• Records to process

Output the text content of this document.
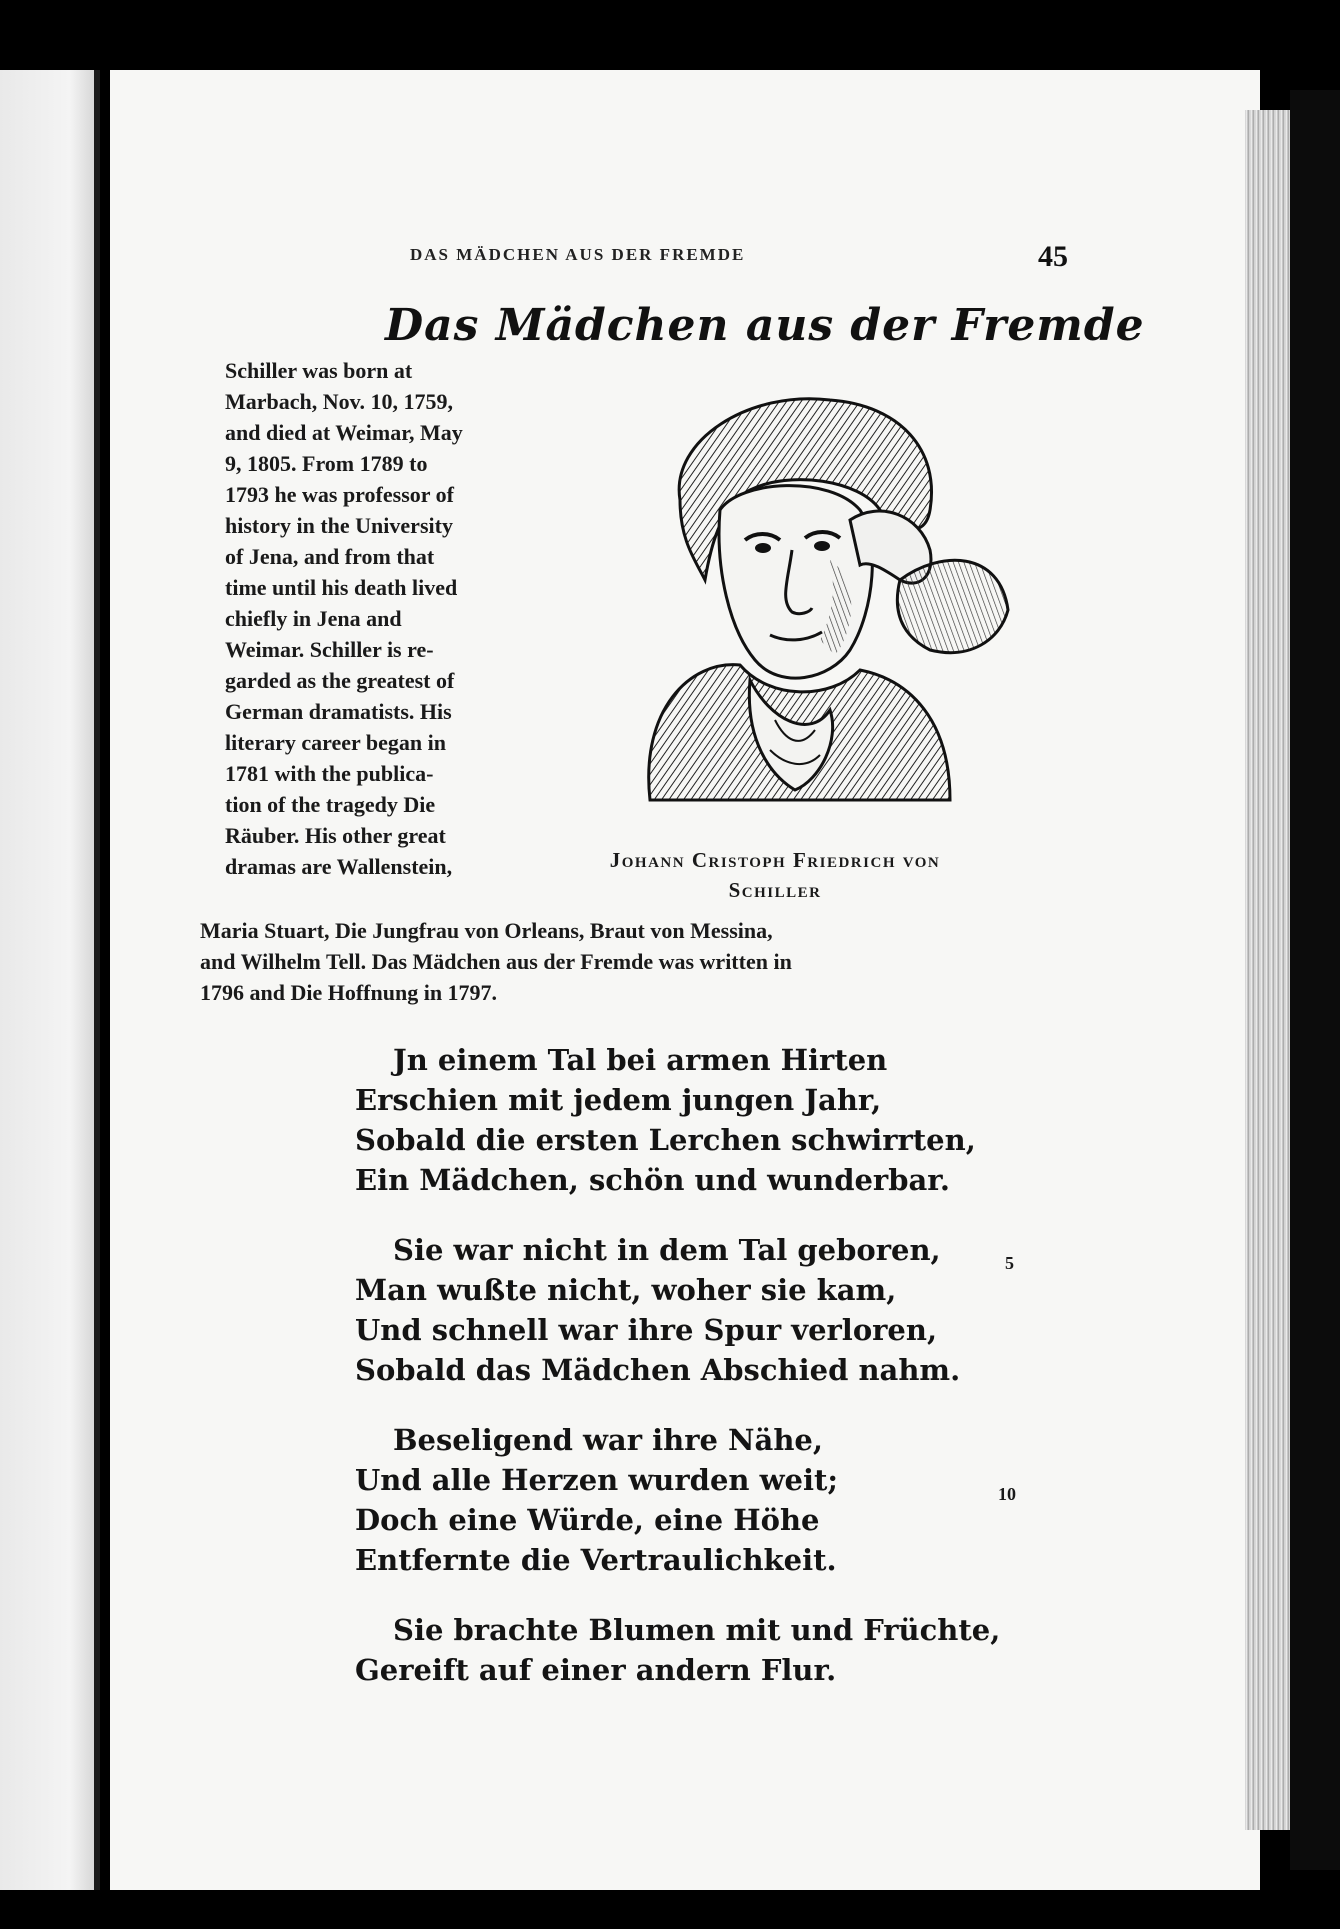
DAS MÄDCHEN AUS DER FREMDE	45
Das Mädchen aus der Fremde
Schiller was born at
Marbach, Nov. 10, 1759,
and died at Weimar, May
9, 1805. From 1789 to
1793 he was professor of
history in the University
of Jena, and from that
time until his death lived
chiefly in Jena and
Weimar. Schiller is re-
garded as the greatest of
German dramatists. His
literary career began in
1781 with the publica-
tion of the tragedy Die
Räuber. His other great
dramas are Wallenstein,
Maria Stuart, Die Jungfrau von Orleans, Braut von Messina,
and Wilhelm Tell. Das Mädchen aus der Fremde was written in
1796 and Die Hoffnung in 1797.
Johann Cristoph Friedrich von
Schiller
Jn einem Tal bei armen Hirten
Erschien mit jedem jungen Jahr,
Sobald die ersten Lerchen schwirrten,
Ein Mädchen, schön und wunderbar.
Sie war nicht in dem Tal geboren,
Man wußte nicht, woher sie kam,
Und schnell war ihre Spur verloren,
Sobald das Mädchen Abschied nahm.
Beseligend war ihre Nähe,
Und alle Herzen wurden weit;
Doch eine Würde, eine Höhe
Entfernte die Vertraulichkeit.
Sie brachte Blumen mit und Früchte,
Gereift auf einer andern Flur.
5
10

• Task details
The material above holds pictures; copy everything else in it exactly.

• Expected output
Output the text content of this document.
DAS MÄDCHEN AUS DER FREMDE	45
Das Mädchen aus der Fremde
Schiller was born at
Marbach, Nov. 10, 1759,
and died at Weimar, May
9, 1805. From 1789 to
1793 he was professor of
history in the University
of Jena, and from that
time until his death lived
chiefly in Jena and
Weimar. Schiller is re-
garded as the greatest of
German dramatists. His
literary career began in
1781 with the publica-
tion of the tragedy Die
Räuber. His other great
dramas are Wallenstein,
Maria Stuart, Die Jungfrau von Orleans, Braut von Messina,
and Wilhelm Tell. Das Mädchen aus der Fremde was written in
1796 and Die Hoffnung in 1797.
Johann Cristoph Friedrich von
Schiller
Jn einem Tal bei armen Hirten
Erschien mit jedem jungen Jahr,
Sobald die ersten Lerchen schwirrten,
Ein Mädchen, schön und wunderbar.
Sie war nicht in dem Tal geboren,
Man wußte nicht, woher sie kam,
Und schnell war ihre Spur verloren,
Sobald das Mädchen Abschied nahm.
Beseligend war ihre Nähe,
Und alle Herzen wurden weit;
Doch eine Würde, eine Höhe
Entfernte die Vertraulichkeit.
Sie brachte Blumen mit und Früchte,
Gereift auf einer andern Flur.
5
10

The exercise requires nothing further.